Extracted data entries
----------------------------------------
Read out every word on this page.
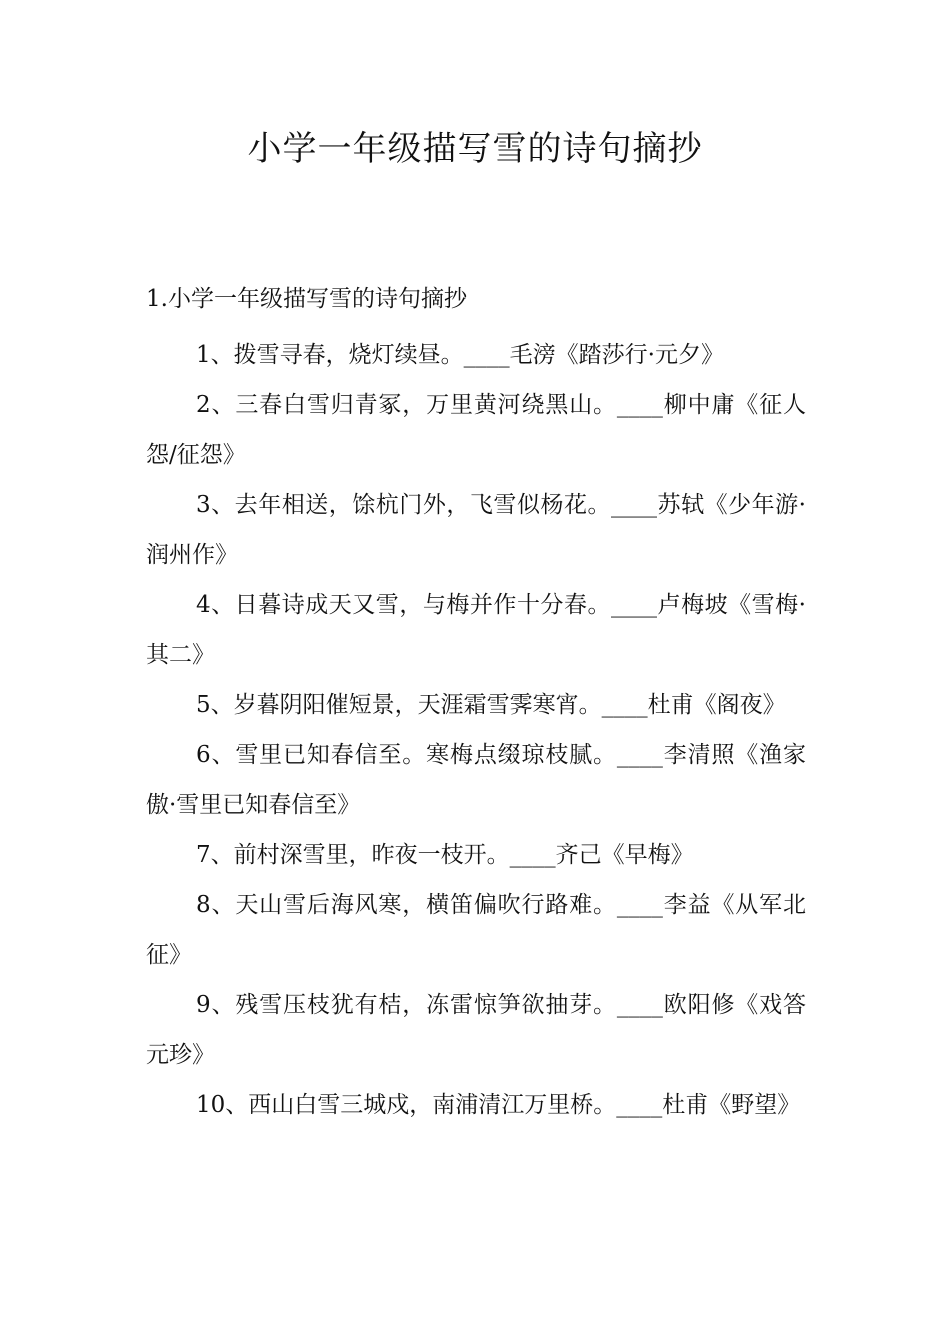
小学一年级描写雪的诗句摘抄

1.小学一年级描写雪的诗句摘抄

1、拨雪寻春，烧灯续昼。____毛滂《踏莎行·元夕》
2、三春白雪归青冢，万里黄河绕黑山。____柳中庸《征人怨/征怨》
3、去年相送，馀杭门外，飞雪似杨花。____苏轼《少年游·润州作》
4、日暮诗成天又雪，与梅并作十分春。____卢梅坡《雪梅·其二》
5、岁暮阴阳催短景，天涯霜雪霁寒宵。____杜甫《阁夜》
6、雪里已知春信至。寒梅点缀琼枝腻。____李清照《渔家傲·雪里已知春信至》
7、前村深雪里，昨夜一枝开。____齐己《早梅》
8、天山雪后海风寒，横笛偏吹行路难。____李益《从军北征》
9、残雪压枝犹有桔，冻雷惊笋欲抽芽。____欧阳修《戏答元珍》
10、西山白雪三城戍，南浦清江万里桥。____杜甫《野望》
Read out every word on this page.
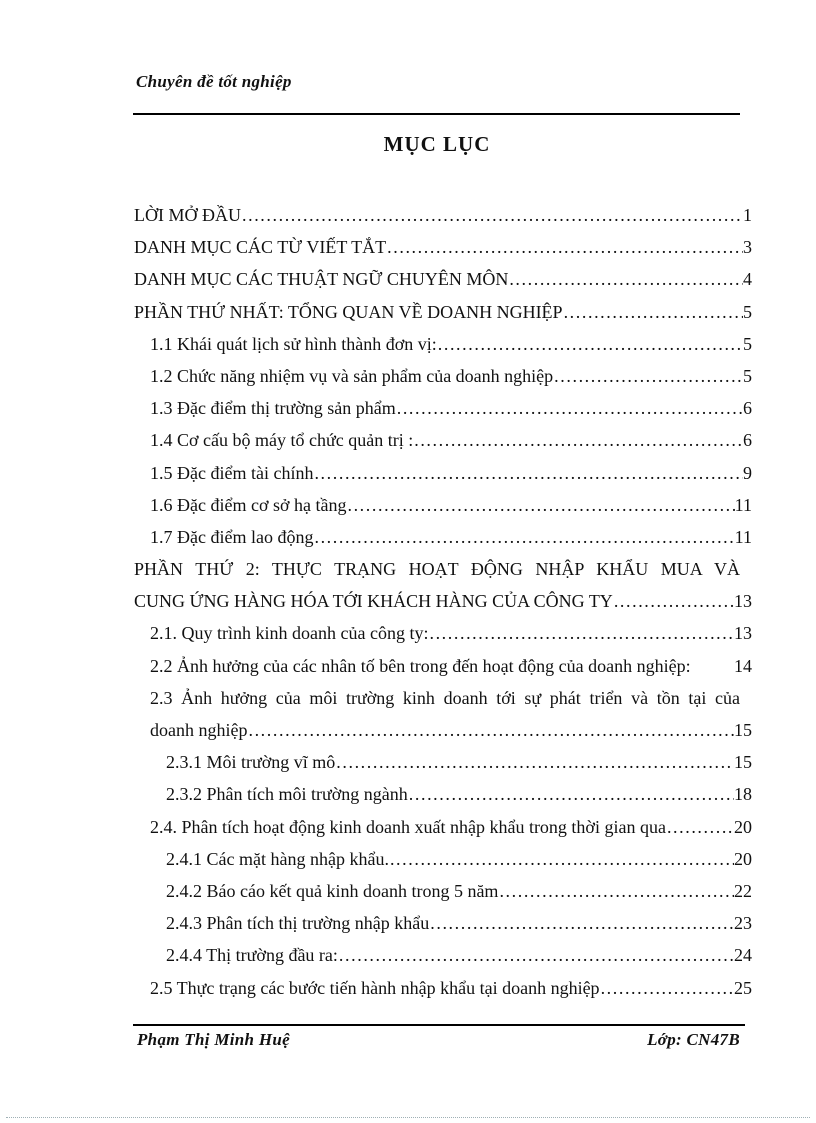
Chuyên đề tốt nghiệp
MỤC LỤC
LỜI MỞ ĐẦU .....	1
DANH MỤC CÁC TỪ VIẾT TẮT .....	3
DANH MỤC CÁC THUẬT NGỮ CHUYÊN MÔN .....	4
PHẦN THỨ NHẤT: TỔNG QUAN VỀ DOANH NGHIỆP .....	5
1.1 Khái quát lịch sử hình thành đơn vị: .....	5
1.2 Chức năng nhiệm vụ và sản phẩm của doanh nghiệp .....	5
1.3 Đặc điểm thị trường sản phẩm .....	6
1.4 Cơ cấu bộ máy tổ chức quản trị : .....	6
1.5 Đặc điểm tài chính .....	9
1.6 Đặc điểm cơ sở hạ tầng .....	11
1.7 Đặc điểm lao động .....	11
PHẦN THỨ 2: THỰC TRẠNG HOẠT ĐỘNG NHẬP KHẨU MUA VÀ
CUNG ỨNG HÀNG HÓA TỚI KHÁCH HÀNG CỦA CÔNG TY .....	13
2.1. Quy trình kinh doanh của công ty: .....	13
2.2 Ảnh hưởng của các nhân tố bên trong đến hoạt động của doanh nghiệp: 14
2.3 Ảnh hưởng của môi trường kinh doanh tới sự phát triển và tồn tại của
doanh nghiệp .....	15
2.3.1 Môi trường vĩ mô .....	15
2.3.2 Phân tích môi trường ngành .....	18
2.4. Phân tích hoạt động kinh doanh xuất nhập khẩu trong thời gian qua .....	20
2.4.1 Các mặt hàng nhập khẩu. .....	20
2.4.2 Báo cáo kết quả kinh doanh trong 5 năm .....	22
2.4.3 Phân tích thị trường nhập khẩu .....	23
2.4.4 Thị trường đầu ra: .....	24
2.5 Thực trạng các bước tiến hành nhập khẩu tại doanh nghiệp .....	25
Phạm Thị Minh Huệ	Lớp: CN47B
----------------------------------------
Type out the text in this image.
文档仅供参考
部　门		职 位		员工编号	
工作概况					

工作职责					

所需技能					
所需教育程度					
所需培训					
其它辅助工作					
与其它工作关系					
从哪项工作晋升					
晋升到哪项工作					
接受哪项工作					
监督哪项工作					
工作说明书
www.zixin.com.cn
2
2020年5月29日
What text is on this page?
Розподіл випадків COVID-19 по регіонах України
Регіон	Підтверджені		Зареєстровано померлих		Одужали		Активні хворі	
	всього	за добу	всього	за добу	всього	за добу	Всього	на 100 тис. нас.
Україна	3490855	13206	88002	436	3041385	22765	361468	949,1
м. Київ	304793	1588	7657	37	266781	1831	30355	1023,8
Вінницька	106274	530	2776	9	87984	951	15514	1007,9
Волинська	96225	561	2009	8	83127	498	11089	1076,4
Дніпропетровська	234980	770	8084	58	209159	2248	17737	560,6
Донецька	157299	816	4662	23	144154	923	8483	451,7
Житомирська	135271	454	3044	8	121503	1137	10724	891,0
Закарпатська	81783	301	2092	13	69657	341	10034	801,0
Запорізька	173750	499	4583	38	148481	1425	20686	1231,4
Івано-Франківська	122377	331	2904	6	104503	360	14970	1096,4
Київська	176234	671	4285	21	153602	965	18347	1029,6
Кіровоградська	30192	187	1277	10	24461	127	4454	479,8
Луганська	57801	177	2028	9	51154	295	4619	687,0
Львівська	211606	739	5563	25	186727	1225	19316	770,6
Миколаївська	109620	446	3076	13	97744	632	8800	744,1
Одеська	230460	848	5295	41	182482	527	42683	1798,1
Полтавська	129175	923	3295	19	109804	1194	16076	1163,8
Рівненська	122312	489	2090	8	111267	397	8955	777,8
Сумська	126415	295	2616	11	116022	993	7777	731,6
----------------------------------------
• [BRIEF] Each line of the material above either contains the word "this" or does not; state how many do, and nothing else.

• [WORKED ANSWER] 4